##### Items #####

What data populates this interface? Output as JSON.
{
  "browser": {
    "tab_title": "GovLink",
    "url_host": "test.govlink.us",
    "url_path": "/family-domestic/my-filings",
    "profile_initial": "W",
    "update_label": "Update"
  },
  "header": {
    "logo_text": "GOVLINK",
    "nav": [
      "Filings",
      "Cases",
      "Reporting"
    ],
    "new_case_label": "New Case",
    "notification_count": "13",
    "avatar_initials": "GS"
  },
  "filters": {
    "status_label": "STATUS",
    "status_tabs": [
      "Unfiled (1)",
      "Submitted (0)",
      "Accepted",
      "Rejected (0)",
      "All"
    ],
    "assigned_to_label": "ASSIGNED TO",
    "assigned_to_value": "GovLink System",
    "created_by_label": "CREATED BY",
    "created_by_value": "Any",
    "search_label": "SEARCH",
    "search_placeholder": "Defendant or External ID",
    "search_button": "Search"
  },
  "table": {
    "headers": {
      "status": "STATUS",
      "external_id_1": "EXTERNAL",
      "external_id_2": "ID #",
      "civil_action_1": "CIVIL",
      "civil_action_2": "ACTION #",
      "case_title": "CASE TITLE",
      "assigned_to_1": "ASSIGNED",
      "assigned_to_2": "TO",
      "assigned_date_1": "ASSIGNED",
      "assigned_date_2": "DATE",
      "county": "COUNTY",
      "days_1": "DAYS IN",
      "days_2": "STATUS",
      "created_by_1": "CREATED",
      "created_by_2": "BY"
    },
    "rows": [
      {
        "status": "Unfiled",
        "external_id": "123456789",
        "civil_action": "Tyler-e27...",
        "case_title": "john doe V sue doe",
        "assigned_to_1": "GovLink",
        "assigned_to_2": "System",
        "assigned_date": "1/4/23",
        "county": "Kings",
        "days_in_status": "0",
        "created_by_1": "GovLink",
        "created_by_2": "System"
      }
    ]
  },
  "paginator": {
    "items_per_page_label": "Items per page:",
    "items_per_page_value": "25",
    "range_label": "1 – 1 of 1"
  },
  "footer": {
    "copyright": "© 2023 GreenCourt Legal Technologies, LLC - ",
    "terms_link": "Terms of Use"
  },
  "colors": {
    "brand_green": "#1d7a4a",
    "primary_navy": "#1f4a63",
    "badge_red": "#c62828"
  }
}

#####

### Brief
Restate the whole listing exactly.

### Right answer
What data populates this interface? Output as JSON.
{
  "browser": {
    "tab_title": "GovLink",
    "url_host": "test.govlink.us",
    "url_path": "/family-domestic/my-filings",
    "profile_initial": "W",
    "update_label": "Update"
  },
  "header": {
    "logo_text": "GOVLINK",
    "nav": [
      "Filings",
      "Cases",
      "Reporting"
    ],
    "new_case_label": "New Case",
    "notification_count": "13",
    "avatar_initials": "GS"
  },
  "filters": {
    "status_label": "STATUS",
    "status_tabs": [
      "Unfiled (1)",
      "Submitted (0)",
      "Accepted",
      "Rejected (0)",
      "All"
    ],
    "assigned_to_label": "ASSIGNED TO",
    "assigned_to_value": "GovLink System",
    "created_by_label": "CREATED BY",
    "created_by_value": "Any",
    "search_label": "SEARCH",
    "search_placeholder": "Defendant or External ID",
    "search_button": "Search"
  },
  "table": {
    "headers": {
      "status": "STATUS",
      "external_id_1": "EXTERNAL",
      "external_id_2": "ID #",
      "civil_action_1": "CIVIL",
      "civil_action_2": "ACTION #",
      "case_title": "CASE TITLE",
      "assigned_to_1": "ASSIGNED",
      "assigned_to_2": "TO",
      "assigned_date_1": "ASSIGNED",
      "assigned_date_2": "DATE",
      "county": "COUNTY",
      "days_1": "DAYS IN",
      "days_2": "STATUS",
      "created_by_1": "CREATED",
      "created_by_2": "BY"
    },
    "rows": [
      {
        "status": "Unfiled",
        "external_id": "123456789",
        "civil_action": "Tyler-e27...",
        "case_title": "john doe V sue doe",
        "assigned_to_1": "GovLink",
        "assigned_to_2": "System",
        "assigned_date": "1/4/23",
        "county": "Kings",
        "days_in_status": "0",
        "created_by_1": "GovLink",
        "created_by_2": "System"
      }
    ]
  },
  "paginator": {
    "items_per_page_label": "Items per page:",
    "items_per_page_value": "25",
    "range_label": "1 – 1 of 1"
  },
  "footer": {
    "copyright": "© 2023 GreenCourt Legal Technologies, LLC - ",
    "terms_link": "Terms of Use"
  },
  "colors": {
    "brand_green": "#1d7a4a",
    "primary_navy": "#1f4a63",
    "badge_red": "#c62828"
  }
}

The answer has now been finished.